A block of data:

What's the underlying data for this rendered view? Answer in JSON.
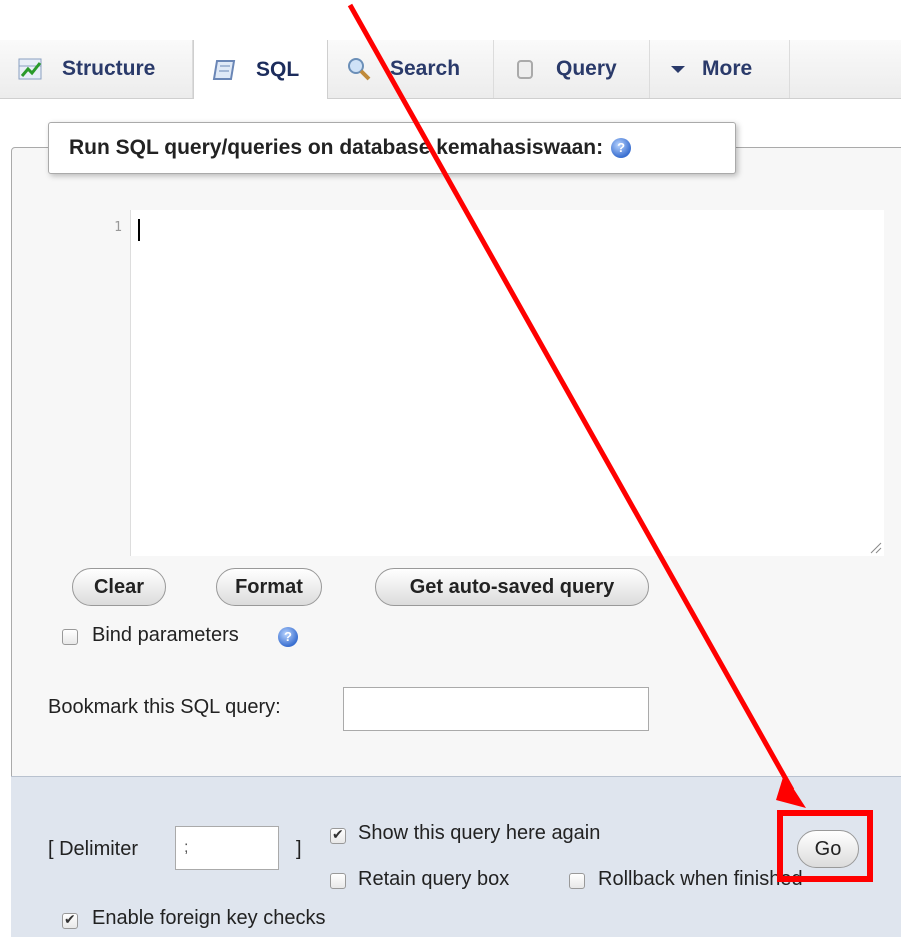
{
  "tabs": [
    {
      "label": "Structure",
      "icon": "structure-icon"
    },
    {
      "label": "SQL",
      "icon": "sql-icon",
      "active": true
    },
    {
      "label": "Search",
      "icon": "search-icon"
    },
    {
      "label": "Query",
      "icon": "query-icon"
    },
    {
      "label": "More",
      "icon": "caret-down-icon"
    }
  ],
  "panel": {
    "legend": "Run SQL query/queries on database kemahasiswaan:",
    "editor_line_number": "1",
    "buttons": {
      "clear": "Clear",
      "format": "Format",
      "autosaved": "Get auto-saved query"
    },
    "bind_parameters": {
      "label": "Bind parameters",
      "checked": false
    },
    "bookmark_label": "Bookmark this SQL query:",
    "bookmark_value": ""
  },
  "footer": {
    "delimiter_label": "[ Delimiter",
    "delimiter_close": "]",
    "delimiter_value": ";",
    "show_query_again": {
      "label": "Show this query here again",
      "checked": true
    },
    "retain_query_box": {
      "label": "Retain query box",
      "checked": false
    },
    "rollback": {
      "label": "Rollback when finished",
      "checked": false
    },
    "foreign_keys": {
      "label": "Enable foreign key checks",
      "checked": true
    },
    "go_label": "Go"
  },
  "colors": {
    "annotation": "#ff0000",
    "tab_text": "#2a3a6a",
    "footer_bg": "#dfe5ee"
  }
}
* * *
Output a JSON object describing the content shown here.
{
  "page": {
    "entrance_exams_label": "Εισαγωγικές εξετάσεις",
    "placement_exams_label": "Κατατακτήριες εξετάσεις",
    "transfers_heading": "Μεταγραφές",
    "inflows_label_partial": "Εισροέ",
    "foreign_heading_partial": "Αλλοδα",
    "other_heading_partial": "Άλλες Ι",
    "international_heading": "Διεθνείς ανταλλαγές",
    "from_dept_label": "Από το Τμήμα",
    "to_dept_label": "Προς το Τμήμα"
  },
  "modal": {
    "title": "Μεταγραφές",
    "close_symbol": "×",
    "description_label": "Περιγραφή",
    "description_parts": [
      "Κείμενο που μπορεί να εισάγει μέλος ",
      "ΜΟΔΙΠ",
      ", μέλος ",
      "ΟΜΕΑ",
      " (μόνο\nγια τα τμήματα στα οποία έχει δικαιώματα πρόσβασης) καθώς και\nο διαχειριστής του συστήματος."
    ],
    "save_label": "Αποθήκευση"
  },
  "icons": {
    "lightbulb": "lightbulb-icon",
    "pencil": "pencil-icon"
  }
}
==
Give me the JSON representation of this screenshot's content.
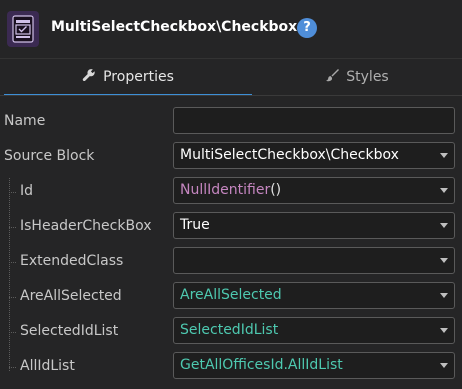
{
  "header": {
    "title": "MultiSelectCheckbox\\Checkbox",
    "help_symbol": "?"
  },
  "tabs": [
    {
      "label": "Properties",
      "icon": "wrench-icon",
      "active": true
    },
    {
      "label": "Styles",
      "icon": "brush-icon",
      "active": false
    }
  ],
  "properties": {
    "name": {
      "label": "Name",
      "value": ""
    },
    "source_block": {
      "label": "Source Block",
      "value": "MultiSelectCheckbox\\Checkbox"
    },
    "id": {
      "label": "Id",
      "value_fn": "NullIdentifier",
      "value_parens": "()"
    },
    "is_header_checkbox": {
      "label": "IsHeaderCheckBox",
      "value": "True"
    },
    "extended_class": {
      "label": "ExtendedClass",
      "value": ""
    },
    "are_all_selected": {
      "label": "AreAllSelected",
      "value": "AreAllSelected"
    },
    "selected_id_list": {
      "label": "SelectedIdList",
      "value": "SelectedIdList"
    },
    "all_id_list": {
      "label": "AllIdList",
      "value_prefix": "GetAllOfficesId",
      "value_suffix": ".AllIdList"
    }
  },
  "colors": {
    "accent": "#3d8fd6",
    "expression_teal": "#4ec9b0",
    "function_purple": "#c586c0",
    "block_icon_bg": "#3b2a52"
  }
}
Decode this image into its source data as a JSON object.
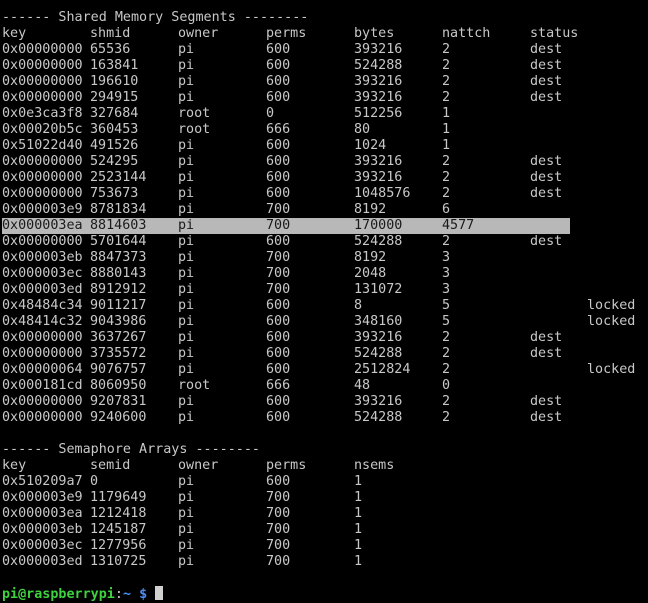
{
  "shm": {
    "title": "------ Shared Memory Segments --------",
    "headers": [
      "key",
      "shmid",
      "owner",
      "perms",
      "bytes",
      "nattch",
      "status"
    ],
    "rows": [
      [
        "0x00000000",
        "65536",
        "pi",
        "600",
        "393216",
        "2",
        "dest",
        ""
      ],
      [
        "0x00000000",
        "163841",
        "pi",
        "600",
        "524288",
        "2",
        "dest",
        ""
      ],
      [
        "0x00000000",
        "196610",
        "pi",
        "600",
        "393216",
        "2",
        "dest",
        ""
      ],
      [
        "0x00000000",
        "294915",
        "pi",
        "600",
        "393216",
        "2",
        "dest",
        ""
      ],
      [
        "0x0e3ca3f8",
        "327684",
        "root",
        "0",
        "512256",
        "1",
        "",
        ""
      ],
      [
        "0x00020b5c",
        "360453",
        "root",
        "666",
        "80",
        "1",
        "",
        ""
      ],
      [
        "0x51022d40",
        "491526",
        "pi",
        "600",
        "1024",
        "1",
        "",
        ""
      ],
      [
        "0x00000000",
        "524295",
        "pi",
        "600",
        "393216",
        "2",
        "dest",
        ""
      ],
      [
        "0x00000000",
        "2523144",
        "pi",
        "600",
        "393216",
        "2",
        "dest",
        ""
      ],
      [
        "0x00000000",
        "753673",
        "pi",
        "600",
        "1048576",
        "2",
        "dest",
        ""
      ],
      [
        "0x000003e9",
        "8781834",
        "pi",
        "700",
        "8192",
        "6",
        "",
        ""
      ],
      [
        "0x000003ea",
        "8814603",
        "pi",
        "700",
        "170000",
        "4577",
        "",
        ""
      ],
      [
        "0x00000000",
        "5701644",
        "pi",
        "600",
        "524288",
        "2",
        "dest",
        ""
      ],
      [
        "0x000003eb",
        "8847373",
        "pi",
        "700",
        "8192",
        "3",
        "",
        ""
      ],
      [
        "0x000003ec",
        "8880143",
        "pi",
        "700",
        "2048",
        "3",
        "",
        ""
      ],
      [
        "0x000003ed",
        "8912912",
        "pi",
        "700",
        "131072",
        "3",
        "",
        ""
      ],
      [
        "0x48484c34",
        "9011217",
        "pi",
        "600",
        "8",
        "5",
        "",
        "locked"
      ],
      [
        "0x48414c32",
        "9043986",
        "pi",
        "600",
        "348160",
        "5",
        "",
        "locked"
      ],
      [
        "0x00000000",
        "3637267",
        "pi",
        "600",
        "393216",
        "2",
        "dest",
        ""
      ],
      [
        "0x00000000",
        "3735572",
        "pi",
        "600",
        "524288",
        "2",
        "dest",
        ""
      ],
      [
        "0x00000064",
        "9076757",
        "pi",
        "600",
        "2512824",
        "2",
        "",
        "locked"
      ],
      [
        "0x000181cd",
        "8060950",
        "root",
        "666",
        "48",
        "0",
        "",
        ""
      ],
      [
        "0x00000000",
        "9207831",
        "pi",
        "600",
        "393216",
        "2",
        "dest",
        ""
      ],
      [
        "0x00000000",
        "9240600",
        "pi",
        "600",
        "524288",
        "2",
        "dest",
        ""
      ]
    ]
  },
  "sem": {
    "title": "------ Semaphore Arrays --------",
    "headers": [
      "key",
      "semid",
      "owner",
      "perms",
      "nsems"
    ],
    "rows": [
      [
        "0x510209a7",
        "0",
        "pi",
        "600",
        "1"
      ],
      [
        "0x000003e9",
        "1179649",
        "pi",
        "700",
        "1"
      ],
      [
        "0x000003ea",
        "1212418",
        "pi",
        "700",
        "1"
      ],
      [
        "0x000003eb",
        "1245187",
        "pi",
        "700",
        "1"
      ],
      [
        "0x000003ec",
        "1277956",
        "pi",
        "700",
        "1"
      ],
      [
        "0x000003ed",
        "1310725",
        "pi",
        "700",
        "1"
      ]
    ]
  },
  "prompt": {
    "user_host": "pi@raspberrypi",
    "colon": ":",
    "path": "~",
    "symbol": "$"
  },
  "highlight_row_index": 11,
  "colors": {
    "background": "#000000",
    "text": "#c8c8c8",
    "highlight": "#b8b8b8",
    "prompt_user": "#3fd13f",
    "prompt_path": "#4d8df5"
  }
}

Short exercise:
Copy out each line of the entries that holds "title".

Problem solution:
    "title": "Μεταγραφές",
    "title": "MultiSelectCheckbox\\Checkbox",
    "title": "------ Shared Memory Segments --------",
    "title": "------ Semaphore Arrays --------",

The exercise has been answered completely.